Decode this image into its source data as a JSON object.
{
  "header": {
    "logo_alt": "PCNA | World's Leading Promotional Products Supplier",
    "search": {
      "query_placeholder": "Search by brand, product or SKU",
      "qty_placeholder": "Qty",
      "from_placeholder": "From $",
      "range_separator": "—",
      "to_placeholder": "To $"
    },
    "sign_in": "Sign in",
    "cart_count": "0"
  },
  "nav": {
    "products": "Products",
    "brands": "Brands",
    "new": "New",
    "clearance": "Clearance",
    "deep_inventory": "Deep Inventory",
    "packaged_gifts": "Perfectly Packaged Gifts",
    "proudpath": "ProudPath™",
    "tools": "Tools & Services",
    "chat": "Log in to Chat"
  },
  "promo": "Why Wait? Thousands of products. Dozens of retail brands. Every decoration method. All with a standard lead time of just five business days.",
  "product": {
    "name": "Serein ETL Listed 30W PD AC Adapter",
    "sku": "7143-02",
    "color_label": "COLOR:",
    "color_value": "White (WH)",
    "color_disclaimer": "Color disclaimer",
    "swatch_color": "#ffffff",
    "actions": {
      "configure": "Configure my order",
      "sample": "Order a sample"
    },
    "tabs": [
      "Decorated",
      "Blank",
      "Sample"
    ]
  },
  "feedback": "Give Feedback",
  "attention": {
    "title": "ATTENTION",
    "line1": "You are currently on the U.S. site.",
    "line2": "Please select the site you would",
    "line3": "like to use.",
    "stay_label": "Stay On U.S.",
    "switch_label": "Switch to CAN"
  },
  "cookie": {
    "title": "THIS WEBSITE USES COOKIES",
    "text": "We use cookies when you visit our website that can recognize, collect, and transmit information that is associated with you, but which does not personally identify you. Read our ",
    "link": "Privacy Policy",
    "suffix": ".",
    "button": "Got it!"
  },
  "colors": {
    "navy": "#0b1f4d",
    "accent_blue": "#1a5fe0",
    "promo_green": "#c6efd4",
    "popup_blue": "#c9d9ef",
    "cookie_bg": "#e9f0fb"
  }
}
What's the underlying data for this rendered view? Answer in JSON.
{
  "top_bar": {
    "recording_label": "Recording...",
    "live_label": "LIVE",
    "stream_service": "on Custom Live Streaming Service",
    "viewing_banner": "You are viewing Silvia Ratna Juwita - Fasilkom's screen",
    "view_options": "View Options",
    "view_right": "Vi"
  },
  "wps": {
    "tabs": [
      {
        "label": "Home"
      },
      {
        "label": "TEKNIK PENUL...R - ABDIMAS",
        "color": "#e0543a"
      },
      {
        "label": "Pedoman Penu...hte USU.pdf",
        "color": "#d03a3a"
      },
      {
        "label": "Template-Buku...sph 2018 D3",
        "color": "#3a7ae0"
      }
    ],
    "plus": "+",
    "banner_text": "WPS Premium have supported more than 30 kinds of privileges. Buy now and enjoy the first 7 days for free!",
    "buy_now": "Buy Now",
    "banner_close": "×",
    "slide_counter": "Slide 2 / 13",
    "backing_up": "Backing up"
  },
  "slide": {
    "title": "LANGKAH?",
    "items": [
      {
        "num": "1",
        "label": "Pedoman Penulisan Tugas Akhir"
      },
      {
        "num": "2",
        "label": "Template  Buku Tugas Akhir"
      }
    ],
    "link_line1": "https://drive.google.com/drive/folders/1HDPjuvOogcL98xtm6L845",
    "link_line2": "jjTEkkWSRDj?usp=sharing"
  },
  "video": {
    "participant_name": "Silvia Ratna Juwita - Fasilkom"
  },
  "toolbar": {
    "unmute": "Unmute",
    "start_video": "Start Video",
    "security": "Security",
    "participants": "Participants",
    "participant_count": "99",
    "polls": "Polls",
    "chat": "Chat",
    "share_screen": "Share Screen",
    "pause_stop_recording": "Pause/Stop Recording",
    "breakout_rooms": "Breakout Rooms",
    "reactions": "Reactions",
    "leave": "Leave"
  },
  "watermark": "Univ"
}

** Aim **
Count every line in the data where the string "Recording" occurs. Give nothing except the number.

** The completed task **
2